- **Task objective**: From the listing below, extract every line containing "this".

= = =

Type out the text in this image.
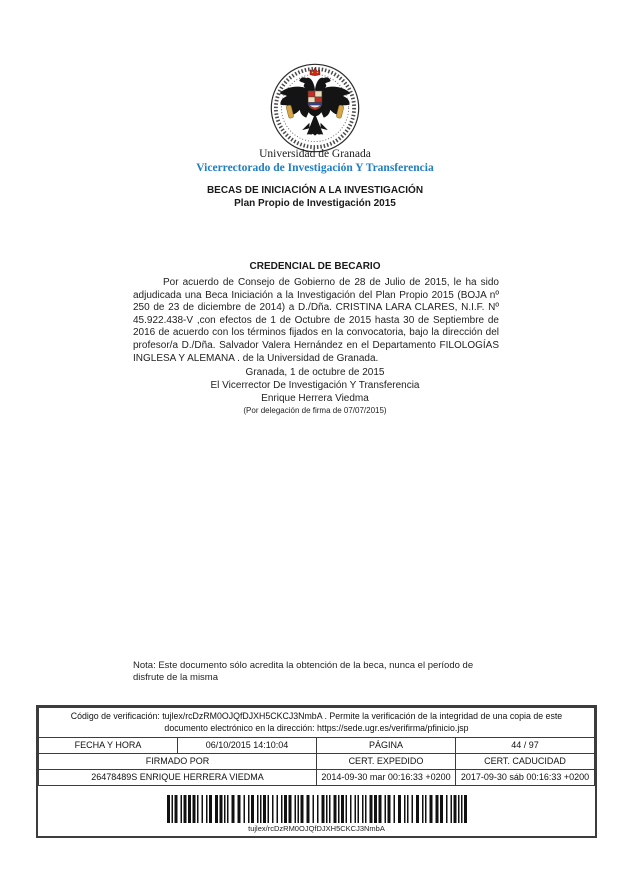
Universidad de Granada
Vicerrectorado de Investigación Y Transferencia
BECAS DE INICIACIÓN A LA INVESTIGACIÓN
Plan Propio de Investigación 2015
CREDENCIAL DE BECARIO

Por acuerdo de Consejo de Gobierno de 28 de Julio de 2015, le ha sido adjudicada una Beca Iniciación a la Investigación del Plan Propio 2015 (BOJA nº 250 de 23 de diciembre de 2014) a D./Dña. CRISTINA LARA CLARES, N.I.F. Nº 45.922.438-V ,con efectos de 1 de Octubre de 2015 hasta 30 de Septiembre de 2016 de acuerdo con los términos fijados en la convocatoria, bajo la dirección del profesor/a D./Dña. Salvador Valera Hernández en el Departamento FILOLOGÍAS INGLESA Y ALEMANA . de la Universidad de Granada.

Granada, 1 de octubre de 2015
El Vicerrector De Investigación Y Transferencia
Enrique Herrera Viedma
(Por delegación de firma de 07/07/2015)
Nota: Este documento sólo acredita la obtención de la beca, nunca el período de disfrute de la misma
Código de verificación: tujlex/rcDzRM0OJQfDJXH5CKCJ3NmbA . Permite la verificación de la integridad de una copia de este documento electrónico en la dirección: https://sede.ugr.es/verifirma/pfinicio.jsp			
FECHA Y HORA	06/10/2015 14:10:04	PÁGINA	44 / 97
FIRMADO POR		CERT. EXPEDIDO	CERT. CADUCIDAD
26478489S ENRIQUE HERRERA VIEDMA		2014-09-30 mar 00:16:33 +0200	2017-09-30 sáb 00:16:33 +0200
tujlex/rcDzRM0OJQfDJXH5CKCJ3NmbA
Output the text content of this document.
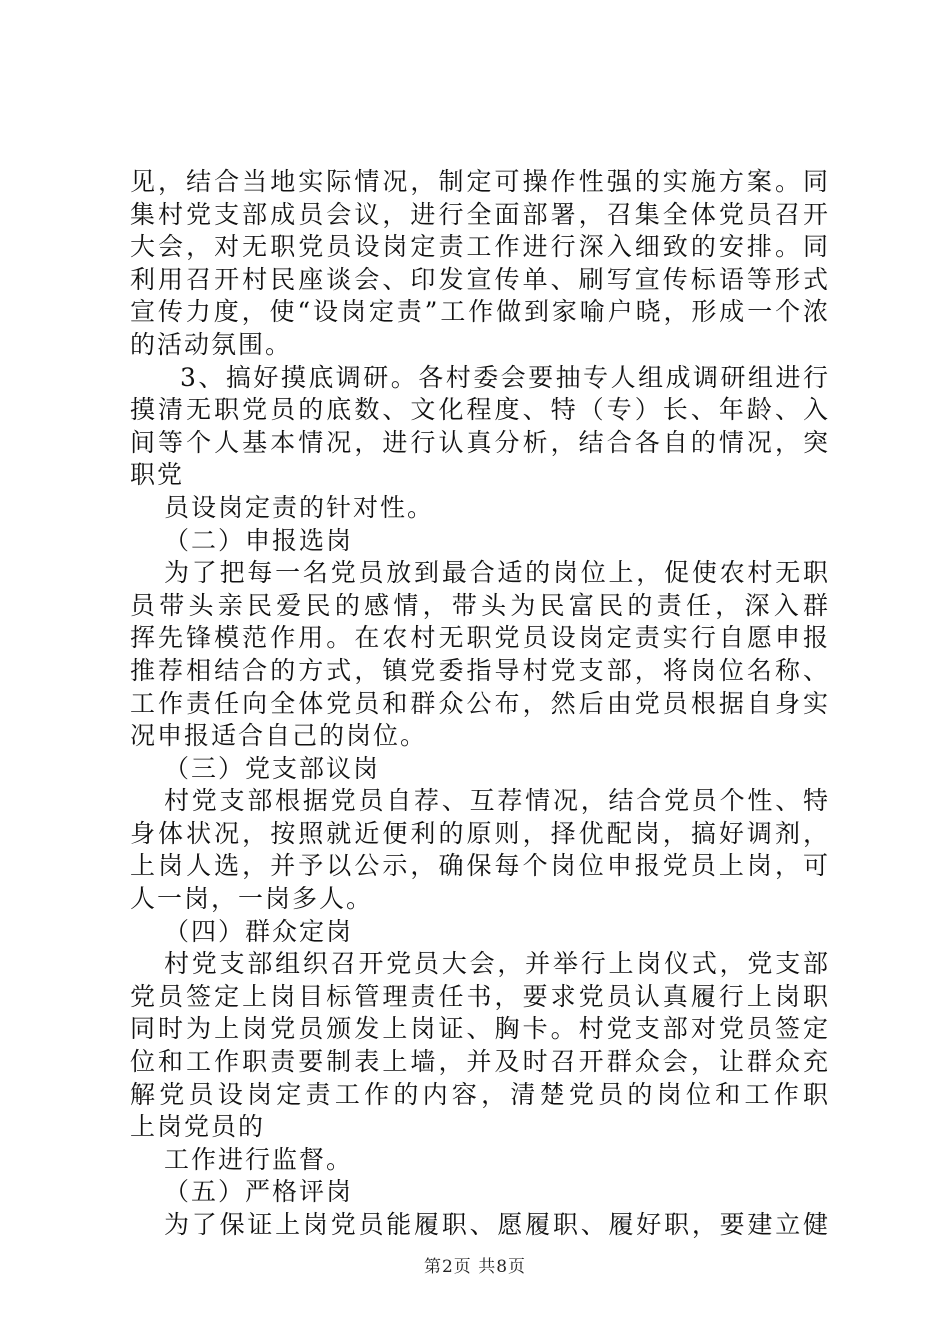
见，结合当地实际情况，制定可操作性强的实施方案。同
集村党支部成员会议，进行全面部署，召集全体党员召开
大会，对无职党员设岗定责工作进行深入细致的安排。同
利用召开村民座谈会、印发宣传单、刷写宣传标语等形式
宣传力度，使“设岗定责”工作做到家喻户晓，形成一个浓
的活动氛围。
3、搞好摸底调研。各村委会要抽专人组成调研组进行
摸清无职党员的底数、文化程度、特（专）长、年龄、入
间等个人基本情况，进行认真分析，结合各自的情况，突
职党
员设岗定责的针对性。
（二）申报选岗
为了把每一名党员放到最合适的岗位上，促使农村无职
员带头亲民爱民的感情，带头为民富民的责任，深入群
挥先锋模范作用。在农村无职党员设岗定责实行自愿申报
推荐相结合的方式，镇党委指导村党支部，将岗位名称、
工作责任向全体党员和群众公布，然后由党员根据自身实
况申报适合自己的岗位。
（三）党支部议岗
村党支部根据党员自荐、互荐情况，结合党员个性、特
身体状况，按照就近便利的原则，择优配岗，搞好调剂，
上岗人选，并予以公示，确保每个岗位申报党员上岗，可
人一岗，一岗多人。
（四）群众定岗
村党支部组织召开党员大会，并举行上岗仪式，党支部
党员签定上岗目标管理责任书，要求党员认真履行上岗职
同时为上岗党员颁发上岗证、胸卡。村党支部对党员签定
位和工作职责要制表上墙，并及时召开群众会，让群众充
解党员设岗定责工作的内容，清楚党员的岗位和工作职
上岗党员的
工作进行监督。
（五）严格评岗
为了保证上岗党员能履职、愿履职、履好职，要建立健
第2页 共8页
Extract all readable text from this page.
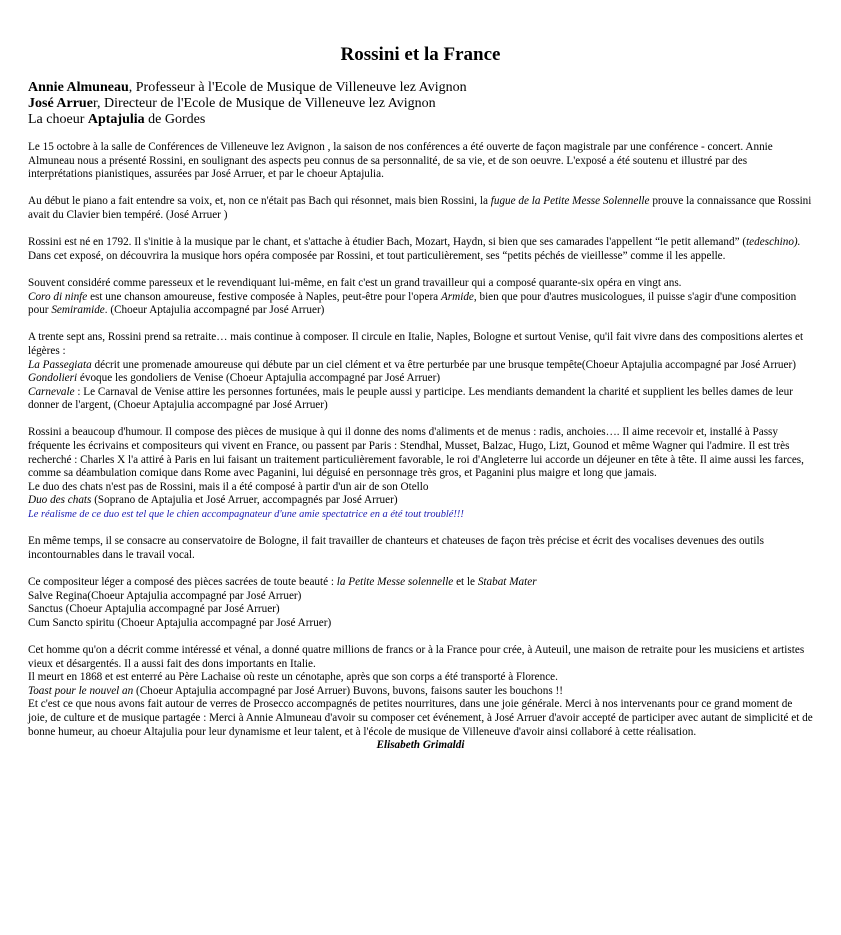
Rossini et la France
Annie Almuneau, Professeur à l'Ecole de Musique de Villeneuve lez Avignon
José Arruer, Directeur de l'Ecole de Musique de Villeneuve lez Avignon
La choeur Aptajulia de Gordes

Le 15 octobre à la salle de Conférences de Villeneuve lez Avignon , la saison de nos conférences a été ouverte de façon magistrale par une conférence - concert. Annie Almuneau nous a présenté Rossini, en soulignant des aspects peu connus de sa personnalité, de sa vie, et de son oeuvre. L'exposé a été soutenu et illustré par des interprétations pianistiques, assurées par José Arruer, et par le choeur Aptajulia.

Au début le piano a fait entendre sa voix, et, non ce n'était pas Bach qui résonnet, mais bien Rossini, la fugue de la Petite Messe Solennelle prouve la connaissance que Rossini avait du Clavier bien tempéré. (José Arruer )

Rossini est né en 1792. Il s'initie à la musique par le chant, et s'attache à étudier Bach, Mozart, Haydn, si bien que ses camarades l'appellent “le petit allemand” (tedeschino).
Dans cet exposé, on découvrira la musique hors opéra composée par Rossini, et tout particulièrement, ses “petits péchés de vieillesse” comme il les appelle.

Souvent considéré comme paresseux et le revendiquant lui-même, en fait c'est un grand travailleur qui a composé quarante-six opéra en vingt ans.
Coro di ninfe est une chanson amoureuse, festive composée à Naples, peut-être pour l'opera Armide, bien que pour d'autres musicologues, il puisse s'agir d'une composition pour Semiramide. (Choeur Aptajulia accompagné par José Arruer)

A trente sept ans, Rossini prend sa retraite… mais continue à composer. Il circule en Italie, Naples, Bologne et surtout Venise, qu'il fait vivre dans des compositions alertes et légères :
La Passegiata décrit une promenade amoureuse qui débute par un ciel clément et va être perturbée par une brusque tempête(Choeur Aptajulia accompagné par José Arruer)
Gondolieri évoque les gondoliers de Venise (Choeur Aptajulia accompagné par José Arruer)
Carnevale : Le Carnaval de Venise attire les personnes fortunées, mais le peuple aussi y participe. Les mendiants demandent la charité et supplient les belles dames de leur donner de l'argent, (Choeur Aptajulia accompagné par José Arruer)

Rossini a beaucoup d'humour. Il compose des pièces de musique à qui il donne des noms d'aliments et de menus : radis, anchoies…. Il aime recevoir et, installé à Passy fréquente les écrivains et compositeurs qui vivent en France, ou passent par Paris : Stendhal, Musset, Balzac, Hugo, Lizt, Gounod et même Wagner qui l'admire. Il est très recherché : Charles X l'a attiré à Paris en lui faisant un traitement particulièrement favorable, le roi d'Angleterre lui accorde un déjeuner en tête à tête. Il aime aussi les farces, comme sa déambulation comique dans Rome avec Paganini, lui déguisé en personnage très gros, et Paganini plus maigre et long que jamais.
Le duo des chats n'est pas de Rossini, mais il a été composé à partir d'un air de son Otello
Duo des chats (Soprano de Aptajulia et José Arruer, accompagnés par José Arruer)
Le réalisme de ce duo est tel que le chien accompagnateur d'une amie spectatrice en a été tout troublé!!!

En même temps, il se consacre au conservatoire de Bologne, il fait travailler de chanteurs et chateuses de façon très précise et écrit des vocalises devenues des outils incontournables dans le travail vocal.

Ce compositeur léger a composé des pièces sacrées de toute beauté : la Petite Messe solennelle et le Stabat Mater
Salve Regina(Choeur Aptajulia accompagné par José Arruer)
Sanctus (Choeur Aptajulia accompagné par José Arruer)
Cum Sancto spiritu (Choeur Aptajulia accompagné par José Arruer)

Cet homme qu'on a décrit comme intéressé et vénal, a donné quatre millions de francs or à la France pour crée, à Auteuil, une maison de retraite pour les musiciens et artistes vieux et désargentés. Il a aussi fait des dons importants en Italie.
Il meurt en 1868 et est enterré au Père Lachaise où reste un cénotaphe, après que son corps a été transporté à Florence.
Toast pour le nouvel an (Choeur Aptajulia accompagné par José Arruer) Buvons, buvons, faisons sauter les bouchons !!
Et c'est ce que nous avons fait autour de verres de Prosecco accompagnés de petites nourritures, dans une joie générale. Merci à nos intervenants pour ce grand moment de joie, de culture et de musique partagée : Merci à Annie Almuneau d'avoir su composer cet événement, à José Arruer d'avoir accepté de participer avec autant de simplicité et de bonne humeur, au choeur Altajulia pour leur dynamisme et leur talent, et à l'école de musique de Villeneuve d'avoir ainsi collaboré à cette réalisation.

Elisabeth Grimaldi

= = =

- **Answer to the problem**:
Type out the text in this image.
Output the text content of this document.
Extract all readable text from this page.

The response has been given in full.